* Begin *

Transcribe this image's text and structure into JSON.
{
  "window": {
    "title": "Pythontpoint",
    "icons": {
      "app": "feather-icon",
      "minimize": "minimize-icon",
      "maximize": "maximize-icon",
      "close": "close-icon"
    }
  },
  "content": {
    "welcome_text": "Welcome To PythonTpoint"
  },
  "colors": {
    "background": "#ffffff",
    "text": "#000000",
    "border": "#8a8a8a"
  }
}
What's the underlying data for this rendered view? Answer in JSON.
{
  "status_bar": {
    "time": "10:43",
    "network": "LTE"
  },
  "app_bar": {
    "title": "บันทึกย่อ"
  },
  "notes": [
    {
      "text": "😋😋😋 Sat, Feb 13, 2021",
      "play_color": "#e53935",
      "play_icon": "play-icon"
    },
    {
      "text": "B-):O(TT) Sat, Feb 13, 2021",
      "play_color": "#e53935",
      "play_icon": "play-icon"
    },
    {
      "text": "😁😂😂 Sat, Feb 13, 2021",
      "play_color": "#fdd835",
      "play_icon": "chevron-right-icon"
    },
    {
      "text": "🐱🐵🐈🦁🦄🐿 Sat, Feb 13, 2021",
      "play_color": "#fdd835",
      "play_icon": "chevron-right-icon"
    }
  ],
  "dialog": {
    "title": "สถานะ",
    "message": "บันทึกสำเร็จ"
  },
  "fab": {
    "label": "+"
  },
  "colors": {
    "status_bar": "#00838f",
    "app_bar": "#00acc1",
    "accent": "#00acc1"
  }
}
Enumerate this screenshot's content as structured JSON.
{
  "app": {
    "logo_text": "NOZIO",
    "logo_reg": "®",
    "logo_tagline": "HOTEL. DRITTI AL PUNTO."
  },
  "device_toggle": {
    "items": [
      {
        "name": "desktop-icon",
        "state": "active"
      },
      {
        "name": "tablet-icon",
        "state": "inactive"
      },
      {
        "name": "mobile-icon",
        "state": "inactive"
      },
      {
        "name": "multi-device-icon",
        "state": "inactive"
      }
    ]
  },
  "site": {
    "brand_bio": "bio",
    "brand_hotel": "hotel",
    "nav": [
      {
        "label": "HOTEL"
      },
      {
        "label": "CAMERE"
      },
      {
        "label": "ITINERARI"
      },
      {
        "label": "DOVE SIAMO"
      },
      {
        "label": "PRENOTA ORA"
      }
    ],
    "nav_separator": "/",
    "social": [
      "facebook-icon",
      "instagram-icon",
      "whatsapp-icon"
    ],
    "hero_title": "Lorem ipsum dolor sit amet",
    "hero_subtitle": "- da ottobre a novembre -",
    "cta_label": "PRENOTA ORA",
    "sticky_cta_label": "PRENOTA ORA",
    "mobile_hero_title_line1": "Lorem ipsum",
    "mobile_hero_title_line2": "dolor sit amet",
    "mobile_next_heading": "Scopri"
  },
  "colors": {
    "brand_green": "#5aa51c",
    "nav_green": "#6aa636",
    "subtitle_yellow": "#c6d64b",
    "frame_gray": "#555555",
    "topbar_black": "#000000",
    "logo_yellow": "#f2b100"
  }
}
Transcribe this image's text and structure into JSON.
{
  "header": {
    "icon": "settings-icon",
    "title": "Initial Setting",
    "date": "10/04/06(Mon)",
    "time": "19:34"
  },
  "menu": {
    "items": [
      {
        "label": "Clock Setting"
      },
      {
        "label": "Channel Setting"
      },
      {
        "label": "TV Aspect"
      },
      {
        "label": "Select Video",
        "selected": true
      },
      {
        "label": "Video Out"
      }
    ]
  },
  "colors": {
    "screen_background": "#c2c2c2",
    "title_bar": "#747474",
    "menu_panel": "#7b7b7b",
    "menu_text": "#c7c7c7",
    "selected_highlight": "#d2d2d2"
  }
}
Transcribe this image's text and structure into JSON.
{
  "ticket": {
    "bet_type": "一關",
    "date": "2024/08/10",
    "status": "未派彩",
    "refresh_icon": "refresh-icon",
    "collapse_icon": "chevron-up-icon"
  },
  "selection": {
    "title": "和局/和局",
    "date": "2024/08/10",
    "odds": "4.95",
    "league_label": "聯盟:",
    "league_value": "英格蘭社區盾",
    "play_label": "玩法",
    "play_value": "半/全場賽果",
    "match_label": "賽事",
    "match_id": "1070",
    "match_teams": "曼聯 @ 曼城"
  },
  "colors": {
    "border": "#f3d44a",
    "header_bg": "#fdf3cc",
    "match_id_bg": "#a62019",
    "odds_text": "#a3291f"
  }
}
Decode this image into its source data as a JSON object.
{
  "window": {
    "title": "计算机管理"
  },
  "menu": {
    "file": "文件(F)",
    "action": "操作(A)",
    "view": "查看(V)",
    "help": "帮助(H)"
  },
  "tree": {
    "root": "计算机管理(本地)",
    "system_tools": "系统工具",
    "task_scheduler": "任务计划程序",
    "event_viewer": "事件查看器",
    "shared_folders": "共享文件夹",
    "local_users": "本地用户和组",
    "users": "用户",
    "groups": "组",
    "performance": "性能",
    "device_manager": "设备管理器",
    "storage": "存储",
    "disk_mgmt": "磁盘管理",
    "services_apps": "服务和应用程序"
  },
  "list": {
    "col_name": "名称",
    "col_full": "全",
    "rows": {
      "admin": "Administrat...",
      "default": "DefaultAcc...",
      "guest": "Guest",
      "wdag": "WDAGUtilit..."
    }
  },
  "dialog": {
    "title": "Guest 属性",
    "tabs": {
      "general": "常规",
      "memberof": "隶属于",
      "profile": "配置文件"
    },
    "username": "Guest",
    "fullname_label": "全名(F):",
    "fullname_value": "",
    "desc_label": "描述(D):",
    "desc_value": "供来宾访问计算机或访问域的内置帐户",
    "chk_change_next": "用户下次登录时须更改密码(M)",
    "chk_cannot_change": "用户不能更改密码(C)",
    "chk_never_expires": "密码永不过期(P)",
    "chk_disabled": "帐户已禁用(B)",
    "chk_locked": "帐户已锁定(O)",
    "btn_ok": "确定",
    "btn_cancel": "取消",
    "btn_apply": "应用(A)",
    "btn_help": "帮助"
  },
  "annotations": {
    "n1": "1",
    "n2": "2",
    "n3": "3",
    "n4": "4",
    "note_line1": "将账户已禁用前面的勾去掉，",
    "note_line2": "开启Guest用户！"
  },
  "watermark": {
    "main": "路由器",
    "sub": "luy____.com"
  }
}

* End *

* WHAT YOU ARE ASKED TO DO:
Please restate the records in full, word for word.

* EXERCISE SOLUTION:
Transcribe this image's text and structure into JSON.
{
  "window": {
    "title": "Pythontpoint",
    "icons": {
      "app": "feather-icon",
      "minimize": "minimize-icon",
      "maximize": "maximize-icon",
      "close": "close-icon"
    }
  },
  "content": {
    "welcome_text": "Welcome To PythonTpoint"
  },
  "colors": {
    "background": "#ffffff",
    "text": "#000000",
    "border": "#8a8a8a"
  }
}
What's the underlying data for this rendered view? Answer in JSON.
{
  "status_bar": {
    "time": "10:43",
    "network": "LTE"
  },
  "app_bar": {
    "title": "บันทึกย่อ"
  },
  "notes": [
    {
      "text": "😋😋😋 Sat, Feb 13, 2021",
      "play_color": "#e53935",
      "play_icon": "play-icon"
    },
    {
      "text": "B-):O(TT) Sat, Feb 13, 2021",
      "play_color": "#e53935",
      "play_icon": "play-icon"
    },
    {
      "text": "😁😂😂 Sat, Feb 13, 2021",
      "play_color": "#fdd835",
      "play_icon": "chevron-right-icon"
    },
    {
      "text": "🐱🐵🐈🦁🦄🐿 Sat, Feb 13, 2021",
      "play_color": "#fdd835",
      "play_icon": "chevron-right-icon"
    }
  ],
  "dialog": {
    "title": "สถานะ",
    "message": "บันทึกสำเร็จ"
  },
  "fab": {
    "label": "+"
  },
  "colors": {
    "status_bar": "#00838f",
    "app_bar": "#00acc1",
    "accent": "#00acc1"
  }
}
Enumerate this screenshot's content as structured JSON.
{
  "app": {
    "logo_text": "NOZIO",
    "logo_reg": "®",
    "logo_tagline": "HOTEL. DRITTI AL PUNTO."
  },
  "device_toggle": {
    "items": [
      {
        "name": "desktop-icon",
        "state": "active"
      },
      {
        "name": "tablet-icon",
        "state": "inactive"
      },
      {
        "name": "mobile-icon",
        "state": "inactive"
      },
      {
        "name": "multi-device-icon",
        "state": "inactive"
      }
    ]
  },
  "site": {
    "brand_bio": "bio",
    "brand_hotel": "hotel",
    "nav": [
      {
        "label": "HOTEL"
      },
      {
        "label": "CAMERE"
      },
      {
        "label": "ITINERARI"
      },
      {
        "label": "DOVE SIAMO"
      },
      {
        "label": "PRENOTA ORA"
      }
    ],
    "nav_separator": "/",
    "social": [
      "facebook-icon",
      "instagram-icon",
      "whatsapp-icon"
    ],
    "hero_title": "Lorem ipsum dolor sit amet",
    "hero_subtitle": "- da ottobre a novembre -",
    "cta_label": "PRENOTA ORA",
    "sticky_cta_label": "PRENOTA ORA",
    "mobile_hero_title_line1": "Lorem ipsum",
    "mobile_hero_title_line2": "dolor sit amet",
    "mobile_next_heading": "Scopri"
  },
  "colors": {
    "brand_green": "#5aa51c",
    "nav_green": "#6aa636",
    "subtitle_yellow": "#c6d64b",
    "frame_gray": "#555555",
    "topbar_black": "#000000",
    "logo_yellow": "#f2b100"
  }
}
Transcribe this image's text and structure into JSON.
{
  "header": {
    "icon": "settings-icon",
    "title": "Initial Setting",
    "date": "10/04/06(Mon)",
    "time": "19:34"
  },
  "menu": {
    "items": [
      {
        "label": "Clock Setting"
      },
      {
        "label": "Channel Setting"
      },
      {
        "label": "TV Aspect"
      },
      {
        "label": "Select Video",
        "selected": true
      },
      {
        "label": "Video Out"
      }
    ]
  },
  "colors": {
    "screen_background": "#c2c2c2",
    "title_bar": "#747474",
    "menu_panel": "#7b7b7b",
    "menu_text": "#c7c7c7",
    "selected_highlight": "#d2d2d2"
  }
}
Transcribe this image's text and structure into JSON.
{
  "ticket": {
    "bet_type": "一關",
    "date": "2024/08/10",
    "status": "未派彩",
    "refresh_icon": "refresh-icon",
    "collapse_icon": "chevron-up-icon"
  },
  "selection": {
    "title": "和局/和局",
    "date": "2024/08/10",
    "odds": "4.95",
    "league_label": "聯盟:",
    "league_value": "英格蘭社區盾",
    "play_label": "玩法",
    "play_value": "半/全場賽果",
    "match_label": "賽事",
    "match_id": "1070",
    "match_teams": "曼聯 @ 曼城"
  },
  "colors": {
    "border": "#f3d44a",
    "header_bg": "#fdf3cc",
    "match_id_bg": "#a62019",
    "odds_text": "#a3291f"
  }
}
Decode this image into its source data as a JSON object.
{
  "window": {
    "title": "计算机管理"
  },
  "menu": {
    "file": "文件(F)",
    "action": "操作(A)",
    "view": "查看(V)",
    "help": "帮助(H)"
  },
  "tree": {
    "root": "计算机管理(本地)",
    "system_tools": "系统工具",
    "task_scheduler": "任务计划程序",
    "event_viewer": "事件查看器",
    "shared_folders": "共享文件夹",
    "local_users": "本地用户和组",
    "users": "用户",
    "groups": "组",
    "performance": "性能",
    "device_manager": "设备管理器",
    "storage": "存储",
    "disk_mgmt": "磁盘管理",
    "services_apps": "服务和应用程序"
  },
  "list": {
    "col_name": "名称",
    "col_full": "全",
    "rows": {
      "admin": "Administrat...",
      "default": "DefaultAcc...",
      "guest": "Guest",
      "wdag": "WDAGUtilit..."
    }
  },
  "dialog": {
    "title": "Guest 属性",
    "tabs": {
      "general": "常规",
      "memberof": "隶属于",
      "profile": "配置文件"
    },
    "username": "Guest",
    "fullname_label": "全名(F):",
    "fullname_value": "",
    "desc_label": "描述(D):",
    "desc_value": "供来宾访问计算机或访问域的内置帐户",
    "chk_change_next": "用户下次登录时须更改密码(M)",
    "chk_cannot_change": "用户不能更改密码(C)",
    "chk_never_expires": "密码永不过期(P)",
    "chk_disabled": "帐户已禁用(B)",
    "chk_locked": "帐户已锁定(O)",
    "btn_ok": "确定",
    "btn_cancel": "取消",
    "btn_apply": "应用(A)",
    "btn_help": "帮助"
  },
  "annotations": {
    "n1": "1",
    "n2": "2",
    "n3": "3",
    "n4": "4",
    "note_line1": "将账户已禁用前面的勾去掉，",
    "note_line2": "开启Guest用户！"
  },
  "watermark": {
    "main": "路由器",
    "sub": "luy____.com"
  }
}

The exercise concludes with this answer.